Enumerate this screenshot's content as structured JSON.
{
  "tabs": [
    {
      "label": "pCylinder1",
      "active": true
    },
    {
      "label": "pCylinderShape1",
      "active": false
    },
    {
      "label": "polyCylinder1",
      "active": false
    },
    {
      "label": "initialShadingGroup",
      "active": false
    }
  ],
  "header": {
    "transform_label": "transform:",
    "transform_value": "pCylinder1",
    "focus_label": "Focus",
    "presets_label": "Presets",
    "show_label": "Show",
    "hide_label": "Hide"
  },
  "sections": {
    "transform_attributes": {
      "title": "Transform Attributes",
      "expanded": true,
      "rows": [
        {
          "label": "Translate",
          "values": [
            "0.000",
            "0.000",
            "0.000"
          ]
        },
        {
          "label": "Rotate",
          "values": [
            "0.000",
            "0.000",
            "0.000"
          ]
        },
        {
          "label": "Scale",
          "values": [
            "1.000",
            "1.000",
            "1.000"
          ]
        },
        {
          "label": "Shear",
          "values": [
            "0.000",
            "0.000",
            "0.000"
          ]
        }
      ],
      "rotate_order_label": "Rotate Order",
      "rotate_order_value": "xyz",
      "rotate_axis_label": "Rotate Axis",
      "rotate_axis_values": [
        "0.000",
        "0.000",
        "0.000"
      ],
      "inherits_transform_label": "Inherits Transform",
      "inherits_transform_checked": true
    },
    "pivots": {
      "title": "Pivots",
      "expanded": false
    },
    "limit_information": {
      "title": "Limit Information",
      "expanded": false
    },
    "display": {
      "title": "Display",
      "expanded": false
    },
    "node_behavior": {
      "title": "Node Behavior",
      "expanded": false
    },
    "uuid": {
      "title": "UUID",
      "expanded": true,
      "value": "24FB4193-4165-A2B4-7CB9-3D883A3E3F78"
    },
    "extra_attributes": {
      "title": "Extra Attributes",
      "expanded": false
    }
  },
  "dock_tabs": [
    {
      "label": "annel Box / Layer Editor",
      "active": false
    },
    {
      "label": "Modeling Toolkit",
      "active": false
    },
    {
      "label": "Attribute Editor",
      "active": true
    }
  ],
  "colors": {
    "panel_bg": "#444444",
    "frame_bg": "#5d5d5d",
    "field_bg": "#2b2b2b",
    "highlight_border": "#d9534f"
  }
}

○ ○ ○ ○

All of the entries above need to be reproduced exactly.

> _ANSWER IN FULL_:
Enumerate this screenshot's content as structured JSON.
{
  "tabs": [
    {
      "label": "pCylinder1",
      "active": true
    },
    {
      "label": "pCylinderShape1",
      "active": false
    },
    {
      "label": "polyCylinder1",
      "active": false
    },
    {
      "label": "initialShadingGroup",
      "active": false
    }
  ],
  "header": {
    "transform_label": "transform:",
    "transform_value": "pCylinder1",
    "focus_label": "Focus",
    "presets_label": "Presets",
    "show_label": "Show",
    "hide_label": "Hide"
  },
  "sections": {
    "transform_attributes": {
      "title": "Transform Attributes",
      "expanded": true,
      "rows": [
        {
          "label": "Translate",
          "values": [
            "0.000",
            "0.000",
            "0.000"
          ]
        },
        {
          "label": "Rotate",
          "values": [
            "0.000",
            "0.000",
            "0.000"
          ]
        },
        {
          "label": "Scale",
          "values": [
            "1.000",
            "1.000",
            "1.000"
          ]
        },
        {
          "label": "Shear",
          "values": [
            "0.000",
            "0.000",
            "0.000"
          ]
        }
      ],
      "rotate_order_label": "Rotate Order",
      "rotate_order_value": "xyz",
      "rotate_axis_label": "Rotate Axis",
      "rotate_axis_values": [
        "0.000",
        "0.000",
        "0.000"
      ],
      "inherits_transform_label": "Inherits Transform",
      "inherits_transform_checked": true
    },
    "pivots": {
      "title": "Pivots",
      "expanded": false
    },
    "limit_information": {
      "title": "Limit Information",
      "expanded": false
    },
    "display": {
      "title": "Display",
      "expanded": false
    },
    "node_behavior": {
      "title": "Node Behavior",
      "expanded": false
    },
    "uuid": {
      "title": "UUID",
      "expanded": true,
      "value": "24FB4193-4165-A2B4-7CB9-3D883A3E3F78"
    },
    "extra_attributes": {
      "title": "Extra Attributes",
      "expanded": false
    }
  },
  "dock_tabs": [
    {
      "label": "annel Box / Layer Editor",
      "active": false
    },
    {
      "label": "Modeling Toolkit",
      "active": false
    },
    {
      "label": "Attribute Editor",
      "active": true
    }
  ],
  "colors": {
    "panel_bg": "#444444",
    "frame_bg": "#5d5d5d",
    "field_bg": "#2b2b2b",
    "highlight_border": "#d9534f"
  }
}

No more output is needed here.